Stored records
::::

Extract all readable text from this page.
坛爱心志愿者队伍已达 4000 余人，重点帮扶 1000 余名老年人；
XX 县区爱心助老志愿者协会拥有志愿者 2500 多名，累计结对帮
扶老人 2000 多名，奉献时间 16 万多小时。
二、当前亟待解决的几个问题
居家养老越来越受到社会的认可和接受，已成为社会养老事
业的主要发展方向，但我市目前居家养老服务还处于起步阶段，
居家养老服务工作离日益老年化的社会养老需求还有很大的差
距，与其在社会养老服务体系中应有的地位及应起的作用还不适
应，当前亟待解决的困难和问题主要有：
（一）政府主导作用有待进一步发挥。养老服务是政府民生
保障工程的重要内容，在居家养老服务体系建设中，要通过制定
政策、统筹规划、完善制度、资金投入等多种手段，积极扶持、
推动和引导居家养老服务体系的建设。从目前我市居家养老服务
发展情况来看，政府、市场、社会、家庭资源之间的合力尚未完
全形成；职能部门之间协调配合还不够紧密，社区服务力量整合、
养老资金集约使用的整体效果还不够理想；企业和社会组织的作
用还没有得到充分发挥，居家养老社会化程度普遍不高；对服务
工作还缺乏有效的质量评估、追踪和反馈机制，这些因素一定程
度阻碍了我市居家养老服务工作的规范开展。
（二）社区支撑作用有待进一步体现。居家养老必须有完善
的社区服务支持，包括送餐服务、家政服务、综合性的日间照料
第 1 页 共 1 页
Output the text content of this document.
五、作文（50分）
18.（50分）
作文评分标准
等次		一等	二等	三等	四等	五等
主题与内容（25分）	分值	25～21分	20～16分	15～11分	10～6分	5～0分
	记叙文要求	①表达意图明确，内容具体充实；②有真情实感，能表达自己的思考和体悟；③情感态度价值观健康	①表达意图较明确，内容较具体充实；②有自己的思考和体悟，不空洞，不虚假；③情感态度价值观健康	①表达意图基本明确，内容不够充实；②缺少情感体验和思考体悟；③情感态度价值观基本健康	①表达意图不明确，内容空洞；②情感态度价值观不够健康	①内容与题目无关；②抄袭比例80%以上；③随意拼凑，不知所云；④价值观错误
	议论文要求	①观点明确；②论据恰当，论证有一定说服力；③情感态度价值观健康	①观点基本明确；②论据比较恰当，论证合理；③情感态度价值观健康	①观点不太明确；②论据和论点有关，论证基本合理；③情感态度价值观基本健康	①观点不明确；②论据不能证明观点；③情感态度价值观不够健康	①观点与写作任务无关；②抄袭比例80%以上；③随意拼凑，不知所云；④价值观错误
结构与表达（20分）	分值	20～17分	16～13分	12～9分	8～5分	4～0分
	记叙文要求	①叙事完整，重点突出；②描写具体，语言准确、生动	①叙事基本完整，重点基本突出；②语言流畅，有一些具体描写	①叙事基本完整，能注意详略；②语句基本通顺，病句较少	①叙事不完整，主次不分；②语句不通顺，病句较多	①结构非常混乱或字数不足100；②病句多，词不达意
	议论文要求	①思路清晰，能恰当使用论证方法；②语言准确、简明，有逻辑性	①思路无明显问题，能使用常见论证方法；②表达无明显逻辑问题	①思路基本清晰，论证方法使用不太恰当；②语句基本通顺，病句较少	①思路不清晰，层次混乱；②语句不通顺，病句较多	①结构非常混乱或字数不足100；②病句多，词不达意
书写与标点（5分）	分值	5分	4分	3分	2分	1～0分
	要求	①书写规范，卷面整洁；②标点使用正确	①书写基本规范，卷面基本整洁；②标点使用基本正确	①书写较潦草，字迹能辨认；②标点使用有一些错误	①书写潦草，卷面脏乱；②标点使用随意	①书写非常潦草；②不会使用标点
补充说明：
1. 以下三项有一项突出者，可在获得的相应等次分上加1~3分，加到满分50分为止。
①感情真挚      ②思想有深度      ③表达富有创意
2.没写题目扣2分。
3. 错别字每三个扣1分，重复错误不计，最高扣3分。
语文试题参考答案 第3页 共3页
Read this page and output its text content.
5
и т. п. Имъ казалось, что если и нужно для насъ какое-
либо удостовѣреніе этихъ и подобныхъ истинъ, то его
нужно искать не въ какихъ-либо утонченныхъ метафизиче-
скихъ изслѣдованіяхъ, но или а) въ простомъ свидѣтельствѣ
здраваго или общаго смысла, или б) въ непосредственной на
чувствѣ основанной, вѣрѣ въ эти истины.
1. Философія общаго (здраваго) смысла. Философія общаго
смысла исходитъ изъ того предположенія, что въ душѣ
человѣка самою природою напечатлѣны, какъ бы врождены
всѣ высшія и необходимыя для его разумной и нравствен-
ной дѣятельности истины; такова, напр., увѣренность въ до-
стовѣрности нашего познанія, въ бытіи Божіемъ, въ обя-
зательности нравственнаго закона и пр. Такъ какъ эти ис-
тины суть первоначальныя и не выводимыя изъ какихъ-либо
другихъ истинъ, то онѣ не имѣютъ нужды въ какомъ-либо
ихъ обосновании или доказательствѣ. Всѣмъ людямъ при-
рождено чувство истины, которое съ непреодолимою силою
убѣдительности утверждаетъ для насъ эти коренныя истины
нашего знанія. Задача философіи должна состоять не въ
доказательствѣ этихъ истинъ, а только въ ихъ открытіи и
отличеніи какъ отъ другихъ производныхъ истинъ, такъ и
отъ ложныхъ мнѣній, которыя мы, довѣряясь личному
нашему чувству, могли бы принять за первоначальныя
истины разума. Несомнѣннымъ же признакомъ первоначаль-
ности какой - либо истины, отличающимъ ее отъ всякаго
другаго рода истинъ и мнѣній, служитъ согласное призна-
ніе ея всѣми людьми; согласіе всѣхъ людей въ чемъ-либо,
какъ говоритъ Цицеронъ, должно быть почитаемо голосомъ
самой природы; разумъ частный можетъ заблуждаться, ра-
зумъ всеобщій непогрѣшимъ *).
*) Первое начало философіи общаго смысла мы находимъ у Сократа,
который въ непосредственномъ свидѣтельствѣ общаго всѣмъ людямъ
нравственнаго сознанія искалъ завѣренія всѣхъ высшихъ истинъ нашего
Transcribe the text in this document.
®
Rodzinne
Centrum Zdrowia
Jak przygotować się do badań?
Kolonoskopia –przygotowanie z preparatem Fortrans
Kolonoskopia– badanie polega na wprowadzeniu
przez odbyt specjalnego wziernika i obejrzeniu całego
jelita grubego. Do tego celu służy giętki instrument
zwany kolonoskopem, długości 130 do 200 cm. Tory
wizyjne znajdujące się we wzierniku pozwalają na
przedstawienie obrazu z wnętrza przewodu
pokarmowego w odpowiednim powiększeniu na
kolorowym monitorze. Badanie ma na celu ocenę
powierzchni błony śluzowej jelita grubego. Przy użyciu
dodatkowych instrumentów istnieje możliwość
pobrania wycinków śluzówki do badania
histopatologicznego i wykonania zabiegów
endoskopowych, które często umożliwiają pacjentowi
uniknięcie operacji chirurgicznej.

::::

*Exercise brief*: Extract the full listing and reproduce each line exactly.

*The reply*:
Extract all readable text from this page.
坛爱心志愿者队伍已达 4000 余人，重点帮扶 1000 余名老年人；
XX 县区爱心助老志愿者协会拥有志愿者 2500 多名，累计结对帮
扶老人 2000 多名，奉献时间 16 万多小时。
二、当前亟待解决的几个问题
居家养老越来越受到社会的认可和接受，已成为社会养老事
业的主要发展方向，但我市目前居家养老服务还处于起步阶段，
居家养老服务工作离日益老年化的社会养老需求还有很大的差
距，与其在社会养老服务体系中应有的地位及应起的作用还不适
应，当前亟待解决的困难和问题主要有：
（一）政府主导作用有待进一步发挥。养老服务是政府民生
保障工程的重要内容，在居家养老服务体系建设中，要通过制定
政策、统筹规划、完善制度、资金投入等多种手段，积极扶持、
推动和引导居家养老服务体系的建设。从目前我市居家养老服务
发展情况来看，政府、市场、社会、家庭资源之间的合力尚未完
全形成；职能部门之间协调配合还不够紧密，社区服务力量整合、
养老资金集约使用的整体效果还不够理想；企业和社会组织的作
用还没有得到充分发挥，居家养老社会化程度普遍不高；对服务
工作还缺乏有效的质量评估、追踪和反馈机制，这些因素一定程
度阻碍了我市居家养老服务工作的规范开展。
（二）社区支撑作用有待进一步体现。居家养老必须有完善
的社区服务支持，包括送餐服务、家政服务、综合性的日间照料
第 1 页 共 1 页
Output the text content of this document.
五、作文（50分）
18.（50分）
作文评分标准
等次		一等	二等	三等	四等	五等
主题与内容（25分）	分值	25～21分	20～16分	15～11分	10～6分	5～0分
	记叙文要求	①表达意图明确，内容具体充实；②有真情实感，能表达自己的思考和体悟；③情感态度价值观健康	①表达意图较明确，内容较具体充实；②有自己的思考和体悟，不空洞，不虚假；③情感态度价值观健康	①表达意图基本明确，内容不够充实；②缺少情感体验和思考体悟；③情感态度价值观基本健康	①表达意图不明确，内容空洞；②情感态度价值观不够健康	①内容与题目无关；②抄袭比例80%以上；③随意拼凑，不知所云；④价值观错误
	议论文要求	①观点明确；②论据恰当，论证有一定说服力；③情感态度价值观健康	①观点基本明确；②论据比较恰当，论证合理；③情感态度价值观健康	①观点不太明确；②论据和论点有关，论证基本合理；③情感态度价值观基本健康	①观点不明确；②论据不能证明观点；③情感态度价值观不够健康	①观点与写作任务无关；②抄袭比例80%以上；③随意拼凑，不知所云；④价值观错误
结构与表达（20分）	分值	20～17分	16～13分	12～9分	8～5分	4～0分
	记叙文要求	①叙事完整，重点突出；②描写具体，语言准确、生动	①叙事基本完整，重点基本突出；②语言流畅，有一些具体描写	①叙事基本完整，能注意详略；②语句基本通顺，病句较少	①叙事不完整，主次不分；②语句不通顺，病句较多	①结构非常混乱或字数不足100；②病句多，词不达意
	议论文要求	①思路清晰，能恰当使用论证方法；②语言准确、简明，有逻辑性	①思路无明显问题，能使用常见论证方法；②表达无明显逻辑问题	①思路基本清晰，论证方法使用不太恰当；②语句基本通顺，病句较少	①思路不清晰，层次混乱；②语句不通顺，病句较多	①结构非常混乱或字数不足100；②病句多，词不达意
书写与标点（5分）	分值	5分	4分	3分	2分	1～0分
	要求	①书写规范，卷面整洁；②标点使用正确	①书写基本规范，卷面基本整洁；②标点使用基本正确	①书写较潦草，字迹能辨认；②标点使用有一些错误	①书写潦草，卷面脏乱；②标点使用随意	①书写非常潦草；②不会使用标点
补充说明：
1. 以下三项有一项突出者，可在获得的相应等次分上加1~3分，加到满分50分为止。
①感情真挚      ②思想有深度      ③表达富有创意
2.没写题目扣2分。
3. 错别字每三个扣1分，重复错误不计，最高扣3分。
语文试题参考答案 第3页 共3页
Read this page and output its text content.
5
и т. п. Имъ казалось, что если и нужно для насъ какое-
либо удостовѣреніе этихъ и подобныхъ истинъ, то его
нужно искать не въ какихъ-либо утонченныхъ метафизиче-
скихъ изслѣдованіяхъ, но или а) въ простомъ свидѣтельствѣ
здраваго или общаго смысла, или б) въ непосредственной на
чувствѣ основанной, вѣрѣ въ эти истины.
1. Философія общаго (здраваго) смысла. Философія общаго
смысла исходитъ изъ того предположенія, что въ душѣ
человѣка самою природою напечатлѣны, какъ бы врождены
всѣ высшія и необходимыя для его разумной и нравствен-
ной дѣятельности истины; такова, напр., увѣренность въ до-
стовѣрности нашего познанія, въ бытіи Божіемъ, въ обя-
зательности нравственнаго закона и пр. Такъ какъ эти ис-
тины суть первоначальныя и не выводимыя изъ какихъ-либо
другихъ истинъ, то онѣ не имѣютъ нужды въ какомъ-либо
ихъ обосновании или доказательствѣ. Всѣмъ людямъ при-
рождено чувство истины, которое съ непреодолимою силою
убѣдительности утверждаетъ для насъ эти коренныя истины
нашего знанія. Задача философіи должна состоять не въ
доказательствѣ этихъ истинъ, а только въ ихъ открытіи и
отличеніи какъ отъ другихъ производныхъ истинъ, такъ и
отъ ложныхъ мнѣній, которыя мы, довѣряясь личному
нашему чувству, могли бы принять за первоначальныя
истины разума. Несомнѣннымъ же признакомъ первоначаль-
ности какой - либо истины, отличающимъ ее отъ всякаго
другаго рода истинъ и мнѣній, служитъ согласное призна-
ніе ея всѣми людьми; согласіе всѣхъ людей въ чемъ-либо,
какъ говоритъ Цицеронъ, должно быть почитаемо голосомъ
самой природы; разумъ частный можетъ заблуждаться, ра-
зумъ всеобщій непогрѣшимъ *).
*) Первое начало философіи общаго смысла мы находимъ у Сократа,
который въ непосредственномъ свидѣтельствѣ общаго всѣмъ людямъ
нравственнаго сознанія искалъ завѣренія всѣхъ высшихъ истинъ нашего
Transcribe the text in this document.
®
Rodzinne
Centrum Zdrowia
Jak przygotować się do badań?
Kolonoskopia –przygotowanie z preparatem Fortrans
Kolonoskopia– badanie polega na wprowadzeniu
przez odbyt specjalnego wziernika i obejrzeniu całego
jelita grubego. Do tego celu służy giętki instrument
zwany kolonoskopem, długości 130 do 200 cm. Tory
wizyjne znajdujące się we wzierniku pozwalają na
przedstawienie obrazu z wnętrza przewodu
pokarmowego w odpowiednim powiększeniu na
kolorowym monitorze. Badanie ma na celu ocenę
powierzchni błony śluzowej jelita grubego. Przy użyciu
dodatkowych instrumentów istnieje możliwość
pobrania wycinków śluzówki do badania
histopatologicznego i wykonania zabiegów
endoskopowych, które często umożliwiają pacjentowi
uniknięcie operacji chirurgicznej.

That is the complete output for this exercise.